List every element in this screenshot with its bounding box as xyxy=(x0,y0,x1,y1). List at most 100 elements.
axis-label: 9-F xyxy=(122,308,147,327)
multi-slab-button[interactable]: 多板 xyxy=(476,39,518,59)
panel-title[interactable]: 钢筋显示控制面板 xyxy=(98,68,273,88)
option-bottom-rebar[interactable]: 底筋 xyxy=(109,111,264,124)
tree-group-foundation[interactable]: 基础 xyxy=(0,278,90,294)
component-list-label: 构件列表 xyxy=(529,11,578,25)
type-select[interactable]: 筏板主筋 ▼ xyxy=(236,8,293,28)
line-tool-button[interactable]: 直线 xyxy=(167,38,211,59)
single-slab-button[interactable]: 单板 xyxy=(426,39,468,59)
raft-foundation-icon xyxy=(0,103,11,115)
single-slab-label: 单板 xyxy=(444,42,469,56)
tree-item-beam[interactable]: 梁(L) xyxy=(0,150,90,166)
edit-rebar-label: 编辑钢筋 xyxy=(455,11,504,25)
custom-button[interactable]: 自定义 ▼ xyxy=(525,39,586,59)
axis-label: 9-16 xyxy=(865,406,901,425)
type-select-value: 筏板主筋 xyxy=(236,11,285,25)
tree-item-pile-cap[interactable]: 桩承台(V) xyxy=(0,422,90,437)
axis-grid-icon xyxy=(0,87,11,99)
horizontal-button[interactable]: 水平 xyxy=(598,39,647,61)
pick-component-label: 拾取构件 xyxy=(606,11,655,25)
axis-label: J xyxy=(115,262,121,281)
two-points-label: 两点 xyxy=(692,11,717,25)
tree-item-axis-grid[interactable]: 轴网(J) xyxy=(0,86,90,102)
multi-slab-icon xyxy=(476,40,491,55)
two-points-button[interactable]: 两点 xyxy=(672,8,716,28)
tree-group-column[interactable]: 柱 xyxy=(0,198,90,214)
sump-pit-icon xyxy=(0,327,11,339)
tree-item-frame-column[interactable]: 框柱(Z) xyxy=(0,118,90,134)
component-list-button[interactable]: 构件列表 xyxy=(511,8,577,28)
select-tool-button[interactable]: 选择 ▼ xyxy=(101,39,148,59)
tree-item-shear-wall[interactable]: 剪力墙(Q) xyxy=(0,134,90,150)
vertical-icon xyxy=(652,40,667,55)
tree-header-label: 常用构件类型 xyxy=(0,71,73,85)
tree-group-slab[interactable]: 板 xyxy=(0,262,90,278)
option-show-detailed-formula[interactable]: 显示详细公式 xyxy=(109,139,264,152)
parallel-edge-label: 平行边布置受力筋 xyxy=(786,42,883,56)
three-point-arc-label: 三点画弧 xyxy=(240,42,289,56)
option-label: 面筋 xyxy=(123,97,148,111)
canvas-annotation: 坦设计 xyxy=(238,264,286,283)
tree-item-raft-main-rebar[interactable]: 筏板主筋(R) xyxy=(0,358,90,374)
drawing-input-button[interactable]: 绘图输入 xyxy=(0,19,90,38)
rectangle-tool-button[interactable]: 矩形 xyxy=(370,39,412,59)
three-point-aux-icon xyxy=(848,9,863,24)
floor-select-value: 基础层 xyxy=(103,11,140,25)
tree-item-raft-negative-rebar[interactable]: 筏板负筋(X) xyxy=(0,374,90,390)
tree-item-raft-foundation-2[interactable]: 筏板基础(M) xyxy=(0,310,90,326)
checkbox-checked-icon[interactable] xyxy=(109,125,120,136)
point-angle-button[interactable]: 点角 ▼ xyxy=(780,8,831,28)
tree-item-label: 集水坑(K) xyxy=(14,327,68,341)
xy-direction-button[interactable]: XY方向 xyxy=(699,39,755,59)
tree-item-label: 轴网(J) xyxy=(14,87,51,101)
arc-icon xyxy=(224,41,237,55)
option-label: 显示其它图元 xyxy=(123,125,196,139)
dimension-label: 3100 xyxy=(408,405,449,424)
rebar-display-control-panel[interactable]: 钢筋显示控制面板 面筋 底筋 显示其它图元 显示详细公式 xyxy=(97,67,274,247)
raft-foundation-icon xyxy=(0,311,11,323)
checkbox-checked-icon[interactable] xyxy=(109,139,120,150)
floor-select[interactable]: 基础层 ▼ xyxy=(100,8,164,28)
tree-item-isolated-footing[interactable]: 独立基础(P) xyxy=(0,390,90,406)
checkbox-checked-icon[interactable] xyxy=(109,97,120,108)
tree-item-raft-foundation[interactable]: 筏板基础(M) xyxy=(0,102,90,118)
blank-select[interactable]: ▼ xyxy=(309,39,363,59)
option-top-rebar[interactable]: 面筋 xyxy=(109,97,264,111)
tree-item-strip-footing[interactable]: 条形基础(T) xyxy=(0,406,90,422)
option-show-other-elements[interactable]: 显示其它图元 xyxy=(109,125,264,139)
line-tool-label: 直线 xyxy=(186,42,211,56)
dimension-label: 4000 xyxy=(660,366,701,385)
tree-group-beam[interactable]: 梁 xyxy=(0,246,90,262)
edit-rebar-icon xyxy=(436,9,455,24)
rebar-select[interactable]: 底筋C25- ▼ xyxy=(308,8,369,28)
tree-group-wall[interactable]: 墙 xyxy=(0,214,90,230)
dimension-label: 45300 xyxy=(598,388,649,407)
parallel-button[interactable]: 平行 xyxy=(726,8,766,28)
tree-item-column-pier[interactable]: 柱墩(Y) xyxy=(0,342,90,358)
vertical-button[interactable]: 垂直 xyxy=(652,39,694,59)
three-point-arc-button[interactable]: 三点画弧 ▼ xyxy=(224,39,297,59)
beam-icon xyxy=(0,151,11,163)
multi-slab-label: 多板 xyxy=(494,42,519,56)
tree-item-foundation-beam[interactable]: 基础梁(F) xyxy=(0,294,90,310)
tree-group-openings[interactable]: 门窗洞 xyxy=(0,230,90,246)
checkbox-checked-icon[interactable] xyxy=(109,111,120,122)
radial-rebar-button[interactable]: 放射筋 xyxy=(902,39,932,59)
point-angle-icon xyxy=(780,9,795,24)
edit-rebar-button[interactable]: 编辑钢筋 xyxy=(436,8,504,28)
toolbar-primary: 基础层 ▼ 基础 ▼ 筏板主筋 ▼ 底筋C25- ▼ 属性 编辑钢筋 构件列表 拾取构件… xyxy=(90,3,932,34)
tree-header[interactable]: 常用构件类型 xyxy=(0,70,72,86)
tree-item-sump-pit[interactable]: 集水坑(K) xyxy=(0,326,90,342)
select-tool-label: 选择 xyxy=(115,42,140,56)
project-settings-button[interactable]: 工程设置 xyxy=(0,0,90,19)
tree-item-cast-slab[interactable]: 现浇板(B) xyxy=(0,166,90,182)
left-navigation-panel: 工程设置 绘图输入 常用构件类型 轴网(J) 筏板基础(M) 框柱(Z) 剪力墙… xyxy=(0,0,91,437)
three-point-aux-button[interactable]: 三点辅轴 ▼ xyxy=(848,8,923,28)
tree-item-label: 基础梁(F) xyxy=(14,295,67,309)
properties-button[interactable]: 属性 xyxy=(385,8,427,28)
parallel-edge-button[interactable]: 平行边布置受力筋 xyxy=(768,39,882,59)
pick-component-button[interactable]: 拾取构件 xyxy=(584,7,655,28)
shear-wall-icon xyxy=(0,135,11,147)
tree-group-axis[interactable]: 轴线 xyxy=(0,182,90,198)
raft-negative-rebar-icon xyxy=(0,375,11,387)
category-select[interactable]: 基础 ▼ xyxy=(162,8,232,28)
+ + + + +
#### WHAT THE EXERCISE ASKS
Copy the records word for word, from the first line down to and including the line that contains "tree-group-foundation[interactable]: 基础 xyxy=(0,278,90,294)".

#### RESPONSE TO THIS EXERCISE
List every element in this screenshot with its bounding box as xyxy=(x0,y0,x1,y1). List at most 100 elements.
axis-label: 9-F xyxy=(122,308,147,327)
multi-slab-button[interactable]: 多板 xyxy=(476,39,518,59)
panel-title[interactable]: 钢筋显示控制面板 xyxy=(98,68,273,88)
option-bottom-rebar[interactable]: 底筋 xyxy=(109,111,264,124)
tree-group-foundation[interactable]: 基础 xyxy=(0,278,90,294)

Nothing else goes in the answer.